## Excerpt
..............................

Weldability of metal matrix composites (MMCs)
Materials consisting of metallic matrices, reinforced with ceramic
particles or fibres, are known as metal matrix composites or MMCs. The
volume fraction of the reinforcement is typically in the range 10-70%.
Although all metallic alloy systems constitute potential matrices,
development activity and applications have been concentrated on
aluminium alloys. Aluminium alloy MMCs can offer a range of property
enhancement over monolithic alloys, e.g. higher strength and stiffness,
improved high temperature properties, better wear resistance and lower
thermal expansion.
The most significant property gains are associated with long-fibre
materials which are the most expensive to produce and few applications
outside space and defence can bear the associated material costs. High
volume applications are for particulate reinforced alloys for which
relatively modest property enhancement is effected.
Most materials are unsuitable for fusion welding techniques because
their carefully engineered structures are destroyed if melting occurs.
Indeed, even elevated temperature exposure will degrade some materials.
Thus, the most satisfactory joining techniques are often those which are
carried out at lower temperatures, i.e. adhesive bonding, brazing or
solid phase joining procedures, such as friction welding and diffusion
bonding. Friction welding has proved particularly successful for joining
particle reinforced aluminium alloys.

..............................

## Records provided
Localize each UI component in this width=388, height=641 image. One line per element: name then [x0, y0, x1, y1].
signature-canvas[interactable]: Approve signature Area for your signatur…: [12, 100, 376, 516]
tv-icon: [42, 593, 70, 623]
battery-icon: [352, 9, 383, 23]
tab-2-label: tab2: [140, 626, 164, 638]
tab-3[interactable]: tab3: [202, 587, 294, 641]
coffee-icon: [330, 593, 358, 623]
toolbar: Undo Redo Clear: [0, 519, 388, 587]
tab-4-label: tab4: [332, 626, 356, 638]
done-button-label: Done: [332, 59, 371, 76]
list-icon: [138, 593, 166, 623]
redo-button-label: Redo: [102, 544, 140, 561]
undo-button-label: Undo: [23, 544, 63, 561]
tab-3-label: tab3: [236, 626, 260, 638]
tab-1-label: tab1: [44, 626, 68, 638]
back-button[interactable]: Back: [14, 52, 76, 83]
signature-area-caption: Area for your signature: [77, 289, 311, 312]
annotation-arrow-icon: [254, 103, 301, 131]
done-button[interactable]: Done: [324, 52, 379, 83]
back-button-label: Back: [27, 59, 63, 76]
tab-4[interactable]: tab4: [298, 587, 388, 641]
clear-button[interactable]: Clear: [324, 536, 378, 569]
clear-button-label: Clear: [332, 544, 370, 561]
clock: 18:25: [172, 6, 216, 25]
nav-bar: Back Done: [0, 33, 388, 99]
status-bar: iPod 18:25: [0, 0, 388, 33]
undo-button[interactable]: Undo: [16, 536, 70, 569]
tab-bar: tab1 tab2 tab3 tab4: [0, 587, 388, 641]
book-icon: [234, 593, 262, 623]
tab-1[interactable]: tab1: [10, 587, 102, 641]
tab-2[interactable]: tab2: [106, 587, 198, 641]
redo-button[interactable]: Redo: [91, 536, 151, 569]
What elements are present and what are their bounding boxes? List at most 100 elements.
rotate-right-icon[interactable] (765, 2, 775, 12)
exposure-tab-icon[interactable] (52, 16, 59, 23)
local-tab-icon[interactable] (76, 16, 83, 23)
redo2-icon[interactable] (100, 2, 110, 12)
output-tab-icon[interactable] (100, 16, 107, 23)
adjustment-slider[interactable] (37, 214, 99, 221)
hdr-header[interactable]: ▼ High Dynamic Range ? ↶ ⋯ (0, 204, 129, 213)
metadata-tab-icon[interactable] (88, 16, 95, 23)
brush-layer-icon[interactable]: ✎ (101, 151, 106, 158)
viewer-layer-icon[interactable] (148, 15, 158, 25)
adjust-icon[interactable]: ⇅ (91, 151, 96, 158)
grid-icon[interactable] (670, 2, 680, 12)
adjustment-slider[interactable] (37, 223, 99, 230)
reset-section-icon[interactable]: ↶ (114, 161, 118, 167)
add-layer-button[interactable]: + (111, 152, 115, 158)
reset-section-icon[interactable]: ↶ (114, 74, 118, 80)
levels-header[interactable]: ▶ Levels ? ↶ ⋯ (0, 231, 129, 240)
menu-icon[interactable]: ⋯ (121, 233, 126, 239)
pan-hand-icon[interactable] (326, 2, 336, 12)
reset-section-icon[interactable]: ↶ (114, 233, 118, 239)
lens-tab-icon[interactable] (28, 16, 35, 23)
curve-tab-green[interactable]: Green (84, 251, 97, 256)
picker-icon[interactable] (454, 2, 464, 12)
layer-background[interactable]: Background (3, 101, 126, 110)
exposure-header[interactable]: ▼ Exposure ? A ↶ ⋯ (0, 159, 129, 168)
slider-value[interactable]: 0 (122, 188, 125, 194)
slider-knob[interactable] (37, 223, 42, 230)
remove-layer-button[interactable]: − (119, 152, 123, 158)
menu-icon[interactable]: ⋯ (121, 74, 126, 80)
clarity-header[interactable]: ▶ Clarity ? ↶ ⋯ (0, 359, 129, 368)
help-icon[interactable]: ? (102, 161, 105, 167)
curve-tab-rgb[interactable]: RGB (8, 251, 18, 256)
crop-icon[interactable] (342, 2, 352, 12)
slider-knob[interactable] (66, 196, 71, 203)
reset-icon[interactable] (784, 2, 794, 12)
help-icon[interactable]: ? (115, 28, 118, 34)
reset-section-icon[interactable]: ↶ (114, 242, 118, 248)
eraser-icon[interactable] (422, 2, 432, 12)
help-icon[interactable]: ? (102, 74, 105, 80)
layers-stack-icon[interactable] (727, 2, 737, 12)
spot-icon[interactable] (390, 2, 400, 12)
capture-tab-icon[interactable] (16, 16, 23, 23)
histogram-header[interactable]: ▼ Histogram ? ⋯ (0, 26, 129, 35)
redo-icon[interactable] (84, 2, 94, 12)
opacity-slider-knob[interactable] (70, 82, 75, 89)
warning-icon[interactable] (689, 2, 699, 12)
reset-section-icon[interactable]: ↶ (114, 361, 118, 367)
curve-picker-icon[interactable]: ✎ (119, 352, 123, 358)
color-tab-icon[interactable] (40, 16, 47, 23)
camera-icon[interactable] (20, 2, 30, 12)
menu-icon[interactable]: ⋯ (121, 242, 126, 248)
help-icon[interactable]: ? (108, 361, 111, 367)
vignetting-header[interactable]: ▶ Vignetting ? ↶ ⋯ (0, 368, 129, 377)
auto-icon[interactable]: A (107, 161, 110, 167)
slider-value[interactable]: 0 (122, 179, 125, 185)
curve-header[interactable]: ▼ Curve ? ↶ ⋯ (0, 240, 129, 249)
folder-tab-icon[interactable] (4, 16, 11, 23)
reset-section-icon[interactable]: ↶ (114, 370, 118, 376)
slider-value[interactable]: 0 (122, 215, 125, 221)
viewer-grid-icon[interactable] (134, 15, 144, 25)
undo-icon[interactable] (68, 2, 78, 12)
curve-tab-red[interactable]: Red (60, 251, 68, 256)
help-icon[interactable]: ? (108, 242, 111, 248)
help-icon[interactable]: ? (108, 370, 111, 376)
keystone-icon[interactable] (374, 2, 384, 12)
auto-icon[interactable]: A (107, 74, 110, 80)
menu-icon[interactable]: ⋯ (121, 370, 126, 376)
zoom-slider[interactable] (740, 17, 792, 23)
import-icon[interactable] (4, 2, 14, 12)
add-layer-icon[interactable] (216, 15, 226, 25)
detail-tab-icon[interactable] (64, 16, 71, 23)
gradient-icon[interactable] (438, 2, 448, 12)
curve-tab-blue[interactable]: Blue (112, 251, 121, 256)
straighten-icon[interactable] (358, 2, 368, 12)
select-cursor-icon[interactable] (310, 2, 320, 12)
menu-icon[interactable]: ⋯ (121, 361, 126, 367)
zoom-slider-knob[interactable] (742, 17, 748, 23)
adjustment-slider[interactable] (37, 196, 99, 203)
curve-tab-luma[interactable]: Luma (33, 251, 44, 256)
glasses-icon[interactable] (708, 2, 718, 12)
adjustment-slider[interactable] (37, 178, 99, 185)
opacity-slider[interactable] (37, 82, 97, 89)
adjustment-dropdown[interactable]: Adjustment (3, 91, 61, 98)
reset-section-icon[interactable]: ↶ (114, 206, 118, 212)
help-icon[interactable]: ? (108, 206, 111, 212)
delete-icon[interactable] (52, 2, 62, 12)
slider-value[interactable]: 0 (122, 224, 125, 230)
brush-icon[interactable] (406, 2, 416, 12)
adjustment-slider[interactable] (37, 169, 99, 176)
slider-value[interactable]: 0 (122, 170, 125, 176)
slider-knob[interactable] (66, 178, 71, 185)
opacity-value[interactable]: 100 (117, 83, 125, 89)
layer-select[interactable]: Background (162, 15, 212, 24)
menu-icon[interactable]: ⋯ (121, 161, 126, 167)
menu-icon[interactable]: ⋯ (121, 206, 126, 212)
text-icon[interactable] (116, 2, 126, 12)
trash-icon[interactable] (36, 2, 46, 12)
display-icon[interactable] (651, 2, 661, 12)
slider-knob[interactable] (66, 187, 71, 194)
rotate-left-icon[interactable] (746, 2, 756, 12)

..............................

## Stated problem 1
Answer these questions using the text on the weldability of metal matrix composites:
(a) What is the typical range for the volume fraction of the reinforcement?
(b) On which alloys have development activity and applications been concentrated?
(c) Which joining technique has proved particularly successful for particle reinforced aluminum alloys?
## Stated problem 2
Return the part of the text on metal matrix composite weldability starting with "Weldability of metal" and going on through "the range 10-70%.", copied word for word.
## Stated problem 3
Resume the text on the weldability of metal matrix composites, picking up after its final sentence.
The records have no connection to the text on metal matrix composites.

## Right answer 1
(a) 10-70%
(b) Aluminum alloys
(c) Friction welding

## Right answer 2
Weldability of metal matrix composites (MMCs)
Materials consisting of metallic matrices, reinforced with ceramic
particles or fibres, are known as metal matrix composites or MMCs. The
volume fraction of the reinforcement is typically in the range 10-70%.

## Right answer 3
One of the exceptions to the general rule is aluminium alloys
reinforced with alumina particulate. Alumina is stable in molten
aluminium and MIG welding has been successfully applied to structures
such as bicycle frames. The latter is a typical application for this
class of materials since, in sporting goods, premium performance can
command premium price and advanced technology can be a selling point
rather than a cost burden.
Packaging for electronic devices is another area where the costs
associated with the production of MMCs can be justified. A high volume
fraction of silicon carbide particulate creates a packaging material
which is matched in thermal expansion coefficient with the silicon
devices. When these packages must be hermetically sealed, appropriate
bonding or brazing technology must be applied.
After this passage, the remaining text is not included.